» **Exercise goal**:
Each record is to be transcribed exactly.

» **Source data**:
::::
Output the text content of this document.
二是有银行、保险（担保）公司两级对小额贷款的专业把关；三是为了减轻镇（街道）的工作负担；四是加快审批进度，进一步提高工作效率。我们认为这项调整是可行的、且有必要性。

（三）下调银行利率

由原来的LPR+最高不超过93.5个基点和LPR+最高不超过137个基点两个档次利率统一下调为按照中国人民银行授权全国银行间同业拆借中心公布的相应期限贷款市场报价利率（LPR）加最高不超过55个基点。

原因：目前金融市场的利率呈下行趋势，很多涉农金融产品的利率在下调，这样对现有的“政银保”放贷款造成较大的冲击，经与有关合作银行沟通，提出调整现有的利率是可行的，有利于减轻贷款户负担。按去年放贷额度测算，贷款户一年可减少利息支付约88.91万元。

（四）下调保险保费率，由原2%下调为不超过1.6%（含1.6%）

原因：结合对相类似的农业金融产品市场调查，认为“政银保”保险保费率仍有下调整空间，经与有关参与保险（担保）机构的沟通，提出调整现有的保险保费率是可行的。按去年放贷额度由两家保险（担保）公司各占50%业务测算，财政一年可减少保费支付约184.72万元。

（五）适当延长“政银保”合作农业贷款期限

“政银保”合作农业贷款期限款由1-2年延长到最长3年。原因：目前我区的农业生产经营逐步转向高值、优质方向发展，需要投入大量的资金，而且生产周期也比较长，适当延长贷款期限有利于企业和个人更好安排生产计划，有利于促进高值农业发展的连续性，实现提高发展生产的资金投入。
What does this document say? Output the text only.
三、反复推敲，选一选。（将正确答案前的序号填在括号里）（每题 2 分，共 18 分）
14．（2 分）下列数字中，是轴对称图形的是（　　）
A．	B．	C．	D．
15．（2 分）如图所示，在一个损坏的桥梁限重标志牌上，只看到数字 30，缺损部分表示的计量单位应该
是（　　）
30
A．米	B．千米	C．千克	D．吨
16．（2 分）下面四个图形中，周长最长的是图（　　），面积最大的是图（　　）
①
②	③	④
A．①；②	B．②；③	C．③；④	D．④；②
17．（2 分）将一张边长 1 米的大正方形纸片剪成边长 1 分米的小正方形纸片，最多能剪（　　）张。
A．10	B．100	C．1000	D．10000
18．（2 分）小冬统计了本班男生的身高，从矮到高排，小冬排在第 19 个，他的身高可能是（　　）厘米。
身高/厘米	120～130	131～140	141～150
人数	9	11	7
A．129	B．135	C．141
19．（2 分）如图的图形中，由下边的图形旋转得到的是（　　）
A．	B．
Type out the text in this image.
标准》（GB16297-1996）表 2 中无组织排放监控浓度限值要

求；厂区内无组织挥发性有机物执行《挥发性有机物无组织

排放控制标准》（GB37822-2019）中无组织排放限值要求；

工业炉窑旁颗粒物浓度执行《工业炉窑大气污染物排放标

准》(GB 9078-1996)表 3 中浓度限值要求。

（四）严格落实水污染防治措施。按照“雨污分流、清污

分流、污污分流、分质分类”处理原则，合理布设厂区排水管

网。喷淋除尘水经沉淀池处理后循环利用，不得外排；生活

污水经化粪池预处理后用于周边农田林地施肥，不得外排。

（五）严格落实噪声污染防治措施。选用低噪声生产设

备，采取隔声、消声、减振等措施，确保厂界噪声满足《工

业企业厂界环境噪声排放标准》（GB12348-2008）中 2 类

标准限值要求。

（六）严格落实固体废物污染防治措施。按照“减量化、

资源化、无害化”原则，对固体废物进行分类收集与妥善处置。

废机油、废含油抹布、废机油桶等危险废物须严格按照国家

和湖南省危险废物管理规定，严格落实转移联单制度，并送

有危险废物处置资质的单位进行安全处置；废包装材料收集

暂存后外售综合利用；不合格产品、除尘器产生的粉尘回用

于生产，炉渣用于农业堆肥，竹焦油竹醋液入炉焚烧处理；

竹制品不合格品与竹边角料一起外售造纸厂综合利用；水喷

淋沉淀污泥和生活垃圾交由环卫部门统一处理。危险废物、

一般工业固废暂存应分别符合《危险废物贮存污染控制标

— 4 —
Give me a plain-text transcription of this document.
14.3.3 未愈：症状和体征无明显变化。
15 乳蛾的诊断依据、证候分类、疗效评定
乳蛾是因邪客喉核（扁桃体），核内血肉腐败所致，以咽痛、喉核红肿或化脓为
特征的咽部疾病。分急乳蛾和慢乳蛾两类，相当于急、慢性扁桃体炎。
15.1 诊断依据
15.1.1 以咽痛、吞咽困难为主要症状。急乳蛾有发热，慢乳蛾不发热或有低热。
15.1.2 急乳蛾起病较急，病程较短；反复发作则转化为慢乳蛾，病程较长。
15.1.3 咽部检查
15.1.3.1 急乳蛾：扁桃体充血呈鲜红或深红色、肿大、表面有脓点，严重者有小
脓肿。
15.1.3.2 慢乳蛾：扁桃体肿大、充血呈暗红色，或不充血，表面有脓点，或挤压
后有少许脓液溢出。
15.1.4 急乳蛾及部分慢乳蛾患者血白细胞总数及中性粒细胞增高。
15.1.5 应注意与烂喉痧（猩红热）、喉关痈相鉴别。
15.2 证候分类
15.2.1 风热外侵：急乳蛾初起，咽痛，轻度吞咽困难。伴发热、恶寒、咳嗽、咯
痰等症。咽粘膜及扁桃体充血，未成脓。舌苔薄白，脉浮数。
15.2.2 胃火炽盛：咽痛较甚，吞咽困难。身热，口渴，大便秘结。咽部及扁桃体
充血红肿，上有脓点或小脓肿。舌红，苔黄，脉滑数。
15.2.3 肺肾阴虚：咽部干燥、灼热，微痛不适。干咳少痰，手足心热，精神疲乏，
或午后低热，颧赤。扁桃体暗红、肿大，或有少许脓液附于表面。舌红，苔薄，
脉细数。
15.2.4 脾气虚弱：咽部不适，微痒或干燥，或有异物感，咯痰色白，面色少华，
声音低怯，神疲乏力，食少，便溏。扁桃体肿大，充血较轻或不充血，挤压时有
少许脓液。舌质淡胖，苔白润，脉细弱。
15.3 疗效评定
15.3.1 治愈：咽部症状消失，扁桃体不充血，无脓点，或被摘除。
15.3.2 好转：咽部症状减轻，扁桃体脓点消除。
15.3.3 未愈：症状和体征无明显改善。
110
::::
» **Output of the task**:
Output the text content of this document.
二是有银行、保险（担保）公司两级对小额贷款的专业把关；三是为了减轻镇（街道）的工作负担；四是加快审批进度，进一步提高工作效率。我们认为这项调整是可行的、且有必要性。

（三）下调银行利率

由原来的LPR+最高不超过93.5个基点和LPR+最高不超过137个基点两个档次利率统一下调为按照中国人民银行授权全国银行间同业拆借中心公布的相应期限贷款市场报价利率（LPR）加最高不超过55个基点。

原因：目前金融市场的利率呈下行趋势，很多涉农金融产品的利率在下调，这样对现有的“政银保”放贷款造成较大的冲击，经与有关合作银行沟通，提出调整现有的利率是可行的，有利于减轻贷款户负担。按去年放贷额度测算，贷款户一年可减少利息支付约88.91万元。

（四）下调保险保费率，由原2%下调为不超过1.6%（含1.6%）

原因：结合对相类似的农业金融产品市场调查，认为“政银保”保险保费率仍有下调整空间，经与有关参与保险（担保）机构的沟通，提出调整现有的保险保费率是可行的。按去年放贷额度由两家保险（担保）公司各占50%业务测算，财政一年可减少保费支付约184.72万元。

（五）适当延长“政银保”合作农业贷款期限

“政银保”合作农业贷款期限款由1-2年延长到最长3年。原因：目前我区的农业生产经营逐步转向高值、优质方向发展，需要投入大量的资金，而且生产周期也比较长，适当延长贷款期限有利于企业和个人更好安排生产计划，有利于促进高值农业发展的连续性，实现提高发展生产的资金投入。
What does this document say? Output the text only.
三、反复推敲，选一选。（将正确答案前的序号填在括号里）（每题 2 分，共 18 分）
14．（2 分）下列数字中，是轴对称图形的是（　　）
A．	B．	C．	D．
15．（2 分）如图所示，在一个损坏的桥梁限重标志牌上，只看到数字 30，缺损部分表示的计量单位应该
是（　　）
30
A．米	B．千米	C．千克	D．吨
16．（2 分）下面四个图形中，周长最长的是图（　　），面积最大的是图（　　）
①
②	③	④
A．①；②	B．②；③	C．③；④	D．④；②
17．（2 分）将一张边长 1 米的大正方形纸片剪成边长 1 分米的小正方形纸片，最多能剪（　　）张。
A．10	B．100	C．1000	D．10000
18．（2 分）小冬统计了本班男生的身高，从矮到高排，小冬排在第 19 个，他的身高可能是（　　）厘米。
身高/厘米	120～130	131～140	141～150
人数	9	11	7
A．129	B．135	C．141
19．（2 分）如图的图形中，由下边的图形旋转得到的是（　　）
A．	B．
Type out the text in this image.
标准》（GB16297-1996）表 2 中无组织排放监控浓度限值要

求；厂区内无组织挥发性有机物执行《挥发性有机物无组织

排放控制标准》（GB37822-2019）中无组织排放限值要求；

工业炉窑旁颗粒物浓度执行《工业炉窑大气污染物排放标

准》(GB 9078-1996)表 3 中浓度限值要求。

（四）严格落实水污染防治措施。按照“雨污分流、清污

分流、污污分流、分质分类”处理原则，合理布设厂区排水管

网。喷淋除尘水经沉淀池处理后循环利用，不得外排；生活

污水经化粪池预处理后用于周边农田林地施肥，不得外排。

（五）严格落实噪声污染防治措施。选用低噪声生产设

备，采取隔声、消声、减振等措施，确保厂界噪声满足《工

业企业厂界环境噪声排放标准》（GB12348-2008）中 2 类

标准限值要求。

（六）严格落实固体废物污染防治措施。按照“减量化、

资源化、无害化”原则，对固体废物进行分类收集与妥善处置。

废机油、废含油抹布、废机油桶等危险废物须严格按照国家

和湖南省危险废物管理规定，严格落实转移联单制度，并送

有危险废物处置资质的单位进行安全处置；废包装材料收集

暂存后外售综合利用；不合格产品、除尘器产生的粉尘回用

于生产，炉渣用于农业堆肥，竹焦油竹醋液入炉焚烧处理；

竹制品不合格品与竹边角料一起外售造纸厂综合利用；水喷

淋沉淀污泥和生活垃圾交由环卫部门统一处理。危险废物、

一般工业固废暂存应分别符合《危险废物贮存污染控制标

— 4 —
Give me a plain-text transcription of this document.
14.3.3 未愈：症状和体征无明显变化。
15 乳蛾的诊断依据、证候分类、疗效评定
乳蛾是因邪客喉核（扁桃体），核内血肉腐败所致，以咽痛、喉核红肿或化脓为
特征的咽部疾病。分急乳蛾和慢乳蛾两类，相当于急、慢性扁桃体炎。
15.1 诊断依据
15.1.1 以咽痛、吞咽困难为主要症状。急乳蛾有发热，慢乳蛾不发热或有低热。
15.1.2 急乳蛾起病较急，病程较短；反复发作则转化为慢乳蛾，病程较长。
15.1.3 咽部检查
15.1.3.1 急乳蛾：扁桃体充血呈鲜红或深红色、肿大、表面有脓点，严重者有小
脓肿。
15.1.3.2 慢乳蛾：扁桃体肿大、充血呈暗红色，或不充血，表面有脓点，或挤压
后有少许脓液溢出。
15.1.4 急乳蛾及部分慢乳蛾患者血白细胞总数及中性粒细胞增高。
15.1.5 应注意与烂喉痧（猩红热）、喉关痈相鉴别。
15.2 证候分类
15.2.1 风热外侵：急乳蛾初起，咽痛，轻度吞咽困难。伴发热、恶寒、咳嗽、咯
痰等症。咽粘膜及扁桃体充血，未成脓。舌苔薄白，脉浮数。
15.2.2 胃火炽盛：咽痛较甚，吞咽困难。身热，口渴，大便秘结。咽部及扁桃体
充血红肿，上有脓点或小脓肿。舌红，苔黄，脉滑数。
15.2.3 肺肾阴虚：咽部干燥、灼热，微痛不适。干咳少痰，手足心热，精神疲乏，
或午后低热，颧赤。扁桃体暗红、肿大，或有少许脓液附于表面。舌红，苔薄，
脉细数。
15.2.4 脾气虚弱：咽部不适，微痒或干燥，或有异物感，咯痰色白，面色少华，
声音低怯，神疲乏力，食少，便溏。扁桃体肿大，充血较轻或不充血，挤压时有
少许脓液。舌质淡胖，苔白润，脉细弱。
15.3 疗效评定
15.3.1 治愈：咽部症状消失，扁桃体不充血，无脓点，或被摘除。
15.3.2 好转：咽部症状减轻，扁桃体脓点消除。
15.3.3 未愈：症状和体征无明显改善。
110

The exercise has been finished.